# start of Data for this exercise

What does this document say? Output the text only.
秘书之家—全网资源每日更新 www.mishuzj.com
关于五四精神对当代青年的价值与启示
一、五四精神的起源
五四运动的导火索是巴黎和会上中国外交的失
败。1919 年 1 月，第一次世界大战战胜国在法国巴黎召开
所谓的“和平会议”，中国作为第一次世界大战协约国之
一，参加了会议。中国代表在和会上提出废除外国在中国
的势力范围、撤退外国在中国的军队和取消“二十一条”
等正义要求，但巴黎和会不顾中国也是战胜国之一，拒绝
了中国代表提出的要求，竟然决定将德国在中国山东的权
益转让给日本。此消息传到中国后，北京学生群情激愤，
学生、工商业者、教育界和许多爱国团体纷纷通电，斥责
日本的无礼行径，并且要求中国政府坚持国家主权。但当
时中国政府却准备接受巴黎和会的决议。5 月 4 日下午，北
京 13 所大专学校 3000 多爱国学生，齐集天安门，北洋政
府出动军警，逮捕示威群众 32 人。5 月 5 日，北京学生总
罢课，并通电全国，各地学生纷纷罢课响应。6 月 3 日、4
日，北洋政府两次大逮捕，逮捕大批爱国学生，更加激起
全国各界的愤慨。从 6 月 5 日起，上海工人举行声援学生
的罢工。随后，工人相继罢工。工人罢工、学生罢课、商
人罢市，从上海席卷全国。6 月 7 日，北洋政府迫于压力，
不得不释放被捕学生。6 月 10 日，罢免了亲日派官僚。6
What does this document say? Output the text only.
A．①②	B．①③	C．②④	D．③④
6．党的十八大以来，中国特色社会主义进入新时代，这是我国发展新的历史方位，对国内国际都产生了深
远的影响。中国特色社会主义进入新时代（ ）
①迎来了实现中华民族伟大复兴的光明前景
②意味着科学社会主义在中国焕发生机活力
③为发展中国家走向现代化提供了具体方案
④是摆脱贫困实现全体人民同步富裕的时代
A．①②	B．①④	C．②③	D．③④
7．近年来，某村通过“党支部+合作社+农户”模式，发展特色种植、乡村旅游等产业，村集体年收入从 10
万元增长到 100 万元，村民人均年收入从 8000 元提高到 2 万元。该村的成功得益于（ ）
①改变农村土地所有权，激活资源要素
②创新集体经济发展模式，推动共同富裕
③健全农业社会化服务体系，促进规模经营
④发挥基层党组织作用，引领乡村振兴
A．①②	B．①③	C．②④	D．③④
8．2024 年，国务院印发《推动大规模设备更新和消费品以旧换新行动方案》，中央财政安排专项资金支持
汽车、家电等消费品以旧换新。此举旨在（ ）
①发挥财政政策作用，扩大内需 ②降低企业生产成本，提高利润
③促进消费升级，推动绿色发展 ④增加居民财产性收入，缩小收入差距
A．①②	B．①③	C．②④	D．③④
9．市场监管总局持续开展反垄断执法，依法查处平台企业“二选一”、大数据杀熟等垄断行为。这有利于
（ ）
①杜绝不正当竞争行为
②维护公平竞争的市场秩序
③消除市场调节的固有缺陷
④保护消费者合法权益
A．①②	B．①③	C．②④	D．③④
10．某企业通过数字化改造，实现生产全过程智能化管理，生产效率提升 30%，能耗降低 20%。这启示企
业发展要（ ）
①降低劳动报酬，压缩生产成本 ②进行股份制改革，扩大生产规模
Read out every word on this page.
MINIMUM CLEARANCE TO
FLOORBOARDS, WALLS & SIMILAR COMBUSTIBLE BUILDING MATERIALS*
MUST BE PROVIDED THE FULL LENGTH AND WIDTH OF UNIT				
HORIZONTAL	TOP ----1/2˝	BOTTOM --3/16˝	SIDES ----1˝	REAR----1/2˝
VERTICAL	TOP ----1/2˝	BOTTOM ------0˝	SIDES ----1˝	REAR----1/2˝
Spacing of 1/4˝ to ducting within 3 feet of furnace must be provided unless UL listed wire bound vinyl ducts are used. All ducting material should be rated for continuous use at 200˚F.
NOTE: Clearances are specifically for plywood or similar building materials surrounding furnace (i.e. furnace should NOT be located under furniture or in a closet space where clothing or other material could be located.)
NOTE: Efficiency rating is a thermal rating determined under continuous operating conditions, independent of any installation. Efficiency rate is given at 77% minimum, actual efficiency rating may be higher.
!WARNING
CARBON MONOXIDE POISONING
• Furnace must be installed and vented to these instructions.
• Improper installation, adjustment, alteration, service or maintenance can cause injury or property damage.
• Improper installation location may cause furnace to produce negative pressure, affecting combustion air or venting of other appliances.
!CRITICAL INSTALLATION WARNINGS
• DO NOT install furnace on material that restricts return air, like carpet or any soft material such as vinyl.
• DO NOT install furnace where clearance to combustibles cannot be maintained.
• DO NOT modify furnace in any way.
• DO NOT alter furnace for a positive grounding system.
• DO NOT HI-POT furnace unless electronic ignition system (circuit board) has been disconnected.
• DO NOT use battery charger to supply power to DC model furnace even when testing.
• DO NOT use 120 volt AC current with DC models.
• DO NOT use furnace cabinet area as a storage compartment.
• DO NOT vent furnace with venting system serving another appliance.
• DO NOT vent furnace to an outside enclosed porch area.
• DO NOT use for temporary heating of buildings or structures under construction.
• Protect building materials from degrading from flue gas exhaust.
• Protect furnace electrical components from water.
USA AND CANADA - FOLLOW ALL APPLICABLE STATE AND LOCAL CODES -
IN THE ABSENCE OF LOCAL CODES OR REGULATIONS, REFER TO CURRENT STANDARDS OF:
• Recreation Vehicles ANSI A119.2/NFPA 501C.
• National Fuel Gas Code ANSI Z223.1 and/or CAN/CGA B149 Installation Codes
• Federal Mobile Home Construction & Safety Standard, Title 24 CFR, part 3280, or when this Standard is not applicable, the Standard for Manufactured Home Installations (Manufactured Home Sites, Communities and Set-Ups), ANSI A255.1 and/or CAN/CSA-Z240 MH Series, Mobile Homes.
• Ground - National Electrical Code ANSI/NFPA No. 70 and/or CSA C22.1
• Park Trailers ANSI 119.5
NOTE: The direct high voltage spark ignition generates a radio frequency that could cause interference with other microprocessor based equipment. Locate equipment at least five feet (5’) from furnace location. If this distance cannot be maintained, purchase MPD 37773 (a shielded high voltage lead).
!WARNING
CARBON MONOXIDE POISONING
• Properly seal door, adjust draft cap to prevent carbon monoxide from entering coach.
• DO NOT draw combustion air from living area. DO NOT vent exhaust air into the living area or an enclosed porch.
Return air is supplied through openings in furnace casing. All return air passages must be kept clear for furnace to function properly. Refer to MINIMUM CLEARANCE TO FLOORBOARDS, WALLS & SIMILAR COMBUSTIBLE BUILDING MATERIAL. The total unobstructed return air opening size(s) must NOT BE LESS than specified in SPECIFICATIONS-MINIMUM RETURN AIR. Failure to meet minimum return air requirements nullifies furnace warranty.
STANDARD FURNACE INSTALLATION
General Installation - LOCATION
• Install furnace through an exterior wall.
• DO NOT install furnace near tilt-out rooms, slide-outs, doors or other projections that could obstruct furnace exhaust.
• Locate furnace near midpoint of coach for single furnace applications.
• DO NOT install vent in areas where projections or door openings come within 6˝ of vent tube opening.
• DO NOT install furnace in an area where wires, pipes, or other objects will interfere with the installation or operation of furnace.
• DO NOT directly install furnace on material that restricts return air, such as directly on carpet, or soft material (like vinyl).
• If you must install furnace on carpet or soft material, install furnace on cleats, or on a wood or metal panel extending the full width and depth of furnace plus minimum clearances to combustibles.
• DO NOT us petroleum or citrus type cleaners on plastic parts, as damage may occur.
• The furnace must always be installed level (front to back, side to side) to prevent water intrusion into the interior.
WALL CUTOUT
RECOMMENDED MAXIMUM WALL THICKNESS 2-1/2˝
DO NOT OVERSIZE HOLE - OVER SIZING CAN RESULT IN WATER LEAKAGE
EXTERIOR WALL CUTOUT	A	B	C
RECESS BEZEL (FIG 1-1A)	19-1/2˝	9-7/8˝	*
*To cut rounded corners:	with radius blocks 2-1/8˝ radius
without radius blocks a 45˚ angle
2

# end of Data for this exercise

• [Direction] Work out how many lines in the entries hold the string "SIDES". Your answer should consist solely of that number.

• [Exercise result] 2